##### Input for this task
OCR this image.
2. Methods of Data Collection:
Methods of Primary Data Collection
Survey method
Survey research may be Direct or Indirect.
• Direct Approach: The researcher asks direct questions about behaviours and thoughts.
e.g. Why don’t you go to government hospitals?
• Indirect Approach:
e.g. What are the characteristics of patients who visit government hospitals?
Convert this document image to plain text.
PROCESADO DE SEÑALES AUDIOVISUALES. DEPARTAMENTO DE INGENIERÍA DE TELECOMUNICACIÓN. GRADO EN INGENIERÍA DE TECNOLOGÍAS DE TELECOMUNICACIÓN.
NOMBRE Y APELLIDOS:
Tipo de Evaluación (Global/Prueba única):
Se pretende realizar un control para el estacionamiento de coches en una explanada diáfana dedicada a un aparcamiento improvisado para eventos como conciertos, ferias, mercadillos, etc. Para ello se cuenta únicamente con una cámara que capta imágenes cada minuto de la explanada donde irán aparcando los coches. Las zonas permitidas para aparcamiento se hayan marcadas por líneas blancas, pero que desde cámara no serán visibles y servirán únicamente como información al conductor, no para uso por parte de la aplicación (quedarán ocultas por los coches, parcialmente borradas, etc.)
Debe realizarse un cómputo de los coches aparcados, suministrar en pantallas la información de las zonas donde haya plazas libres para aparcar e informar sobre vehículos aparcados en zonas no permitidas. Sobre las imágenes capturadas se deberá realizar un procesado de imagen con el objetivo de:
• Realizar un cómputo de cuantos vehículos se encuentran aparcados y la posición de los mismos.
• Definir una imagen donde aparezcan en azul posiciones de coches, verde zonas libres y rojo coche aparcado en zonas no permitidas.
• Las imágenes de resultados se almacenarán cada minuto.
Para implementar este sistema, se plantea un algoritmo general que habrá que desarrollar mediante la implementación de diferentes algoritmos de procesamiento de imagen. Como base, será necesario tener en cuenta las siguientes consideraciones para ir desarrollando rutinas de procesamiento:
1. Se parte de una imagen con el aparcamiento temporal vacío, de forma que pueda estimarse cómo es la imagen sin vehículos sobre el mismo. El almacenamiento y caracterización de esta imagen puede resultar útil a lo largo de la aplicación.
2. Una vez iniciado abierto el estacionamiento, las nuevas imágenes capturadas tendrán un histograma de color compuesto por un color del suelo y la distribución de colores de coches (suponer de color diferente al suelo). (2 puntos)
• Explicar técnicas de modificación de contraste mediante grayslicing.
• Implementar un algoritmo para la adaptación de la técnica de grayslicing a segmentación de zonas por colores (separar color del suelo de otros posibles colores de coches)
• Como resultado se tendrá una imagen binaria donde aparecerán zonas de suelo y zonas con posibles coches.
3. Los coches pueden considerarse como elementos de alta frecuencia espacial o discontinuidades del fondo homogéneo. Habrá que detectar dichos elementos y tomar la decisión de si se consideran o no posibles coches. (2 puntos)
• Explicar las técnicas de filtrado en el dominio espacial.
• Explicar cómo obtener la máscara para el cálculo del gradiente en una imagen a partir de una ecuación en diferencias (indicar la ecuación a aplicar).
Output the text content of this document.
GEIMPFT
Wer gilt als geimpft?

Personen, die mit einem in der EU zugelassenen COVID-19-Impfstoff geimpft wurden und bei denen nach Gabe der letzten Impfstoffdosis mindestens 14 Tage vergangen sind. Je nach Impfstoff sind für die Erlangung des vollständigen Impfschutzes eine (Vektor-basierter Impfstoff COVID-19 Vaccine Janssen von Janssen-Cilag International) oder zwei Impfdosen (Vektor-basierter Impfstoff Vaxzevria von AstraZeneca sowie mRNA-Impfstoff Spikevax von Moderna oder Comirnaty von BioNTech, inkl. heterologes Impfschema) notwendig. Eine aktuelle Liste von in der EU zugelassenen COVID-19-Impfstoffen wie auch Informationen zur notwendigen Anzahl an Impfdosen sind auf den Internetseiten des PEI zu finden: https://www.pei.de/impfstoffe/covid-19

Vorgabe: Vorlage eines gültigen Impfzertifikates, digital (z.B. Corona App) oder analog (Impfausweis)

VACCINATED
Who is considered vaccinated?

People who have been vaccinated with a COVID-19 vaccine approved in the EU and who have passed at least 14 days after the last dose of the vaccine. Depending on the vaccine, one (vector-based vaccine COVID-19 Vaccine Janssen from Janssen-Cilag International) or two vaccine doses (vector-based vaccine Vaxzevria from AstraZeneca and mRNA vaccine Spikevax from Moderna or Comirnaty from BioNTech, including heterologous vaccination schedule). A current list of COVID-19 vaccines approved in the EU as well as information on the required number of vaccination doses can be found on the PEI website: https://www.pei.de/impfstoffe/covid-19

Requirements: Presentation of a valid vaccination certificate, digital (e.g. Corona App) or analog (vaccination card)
##########
**Directions:** What you should produce is an exact copy of the records above.

**Expected answer:**
OCR this image.
2. Methods of Data Collection:
Methods of Primary Data Collection
Survey method
Survey research may be Direct or Indirect.
• Direct Approach: The researcher asks direct questions about behaviours and thoughts.
e.g. Why don’t you go to government hospitals?
• Indirect Approach:
e.g. What are the characteristics of patients who visit government hospitals?
Convert this document image to plain text.
PROCESADO DE SEÑALES AUDIOVISUALES. DEPARTAMENTO DE INGENIERÍA DE TELECOMUNICACIÓN. GRADO EN INGENIERÍA DE TECNOLOGÍAS DE TELECOMUNICACIÓN.
NOMBRE Y APELLIDOS:
Tipo de Evaluación (Global/Prueba única):
Se pretende realizar un control para el estacionamiento de coches en una explanada diáfana dedicada a un aparcamiento improvisado para eventos como conciertos, ferias, mercadillos, etc. Para ello se cuenta únicamente con una cámara que capta imágenes cada minuto de la explanada donde irán aparcando los coches. Las zonas permitidas para aparcamiento se hayan marcadas por líneas blancas, pero que desde cámara no serán visibles y servirán únicamente como información al conductor, no para uso por parte de la aplicación (quedarán ocultas por los coches, parcialmente borradas, etc.)
Debe realizarse un cómputo de los coches aparcados, suministrar en pantallas la información de las zonas donde haya plazas libres para aparcar e informar sobre vehículos aparcados en zonas no permitidas. Sobre las imágenes capturadas se deberá realizar un procesado de imagen con el objetivo de:
• Realizar un cómputo de cuantos vehículos se encuentran aparcados y la posición de los mismos.
• Definir una imagen donde aparezcan en azul posiciones de coches, verde zonas libres y rojo coche aparcado en zonas no permitidas.
• Las imágenes de resultados se almacenarán cada minuto.
Para implementar este sistema, se plantea un algoritmo general que habrá que desarrollar mediante la implementación de diferentes algoritmos de procesamiento de imagen. Como base, será necesario tener en cuenta las siguientes consideraciones para ir desarrollando rutinas de procesamiento:
1. Se parte de una imagen con el aparcamiento temporal vacío, de forma que pueda estimarse cómo es la imagen sin vehículos sobre el mismo. El almacenamiento y caracterización de esta imagen puede resultar útil a lo largo de la aplicación.
2. Una vez iniciado abierto el estacionamiento, las nuevas imágenes capturadas tendrán un histograma de color compuesto por un color del suelo y la distribución de colores de coches (suponer de color diferente al suelo). (2 puntos)
• Explicar técnicas de modificación de contraste mediante grayslicing.
• Implementar un algoritmo para la adaptación de la técnica de grayslicing a segmentación de zonas por colores (separar color del suelo de otros posibles colores de coches)
• Como resultado se tendrá una imagen binaria donde aparecerán zonas de suelo y zonas con posibles coches.
3. Los coches pueden considerarse como elementos de alta frecuencia espacial o discontinuidades del fondo homogéneo. Habrá que detectar dichos elementos y tomar la decisión de si se consideran o no posibles coches. (2 puntos)
• Explicar las técnicas de filtrado en el dominio espacial.
• Explicar cómo obtener la máscara para el cálculo del gradiente en una imagen a partir de una ecuación en diferencias (indicar la ecuación a aplicar).
Output the text content of this document.
GEIMPFT
Wer gilt als geimpft?

Personen, die mit einem in der EU zugelassenen COVID-19-Impfstoff geimpft wurden und bei denen nach Gabe der letzten Impfstoffdosis mindestens 14 Tage vergangen sind. Je nach Impfstoff sind für die Erlangung des vollständigen Impfschutzes eine (Vektor-basierter Impfstoff COVID-19 Vaccine Janssen von Janssen-Cilag International) oder zwei Impfdosen (Vektor-basierter Impfstoff Vaxzevria von AstraZeneca sowie mRNA-Impfstoff Spikevax von Moderna oder Comirnaty von BioNTech, inkl. heterologes Impfschema) notwendig. Eine aktuelle Liste von in der EU zugelassenen COVID-19-Impfstoffen wie auch Informationen zur notwendigen Anzahl an Impfdosen sind auf den Internetseiten des PEI zu finden: https://www.pei.de/impfstoffe/covid-19

Vorgabe: Vorlage eines gültigen Impfzertifikates, digital (z.B. Corona App) oder analog (Impfausweis)

VACCINATED
Who is considered vaccinated?

People who have been vaccinated with a COVID-19 vaccine approved in the EU and who have passed at least 14 days after the last dose of the vaccine. Depending on the vaccine, one (vector-based vaccine COVID-19 Vaccine Janssen from Janssen-Cilag International) or two vaccine doses (vector-based vaccine Vaxzevria from AstraZeneca and mRNA vaccine Spikevax from Moderna or Comirnaty from BioNTech, including heterologous vaccination schedule). A current list of COVID-19 vaccines approved in the EU as well as information on the required number of vaccination doses can be found on the PEI website: https://www.pei.de/impfstoffe/covid-19

Requirements: Presentation of a valid vaccination certificate, digital (e.g. Corona App) or analog (vaccination card)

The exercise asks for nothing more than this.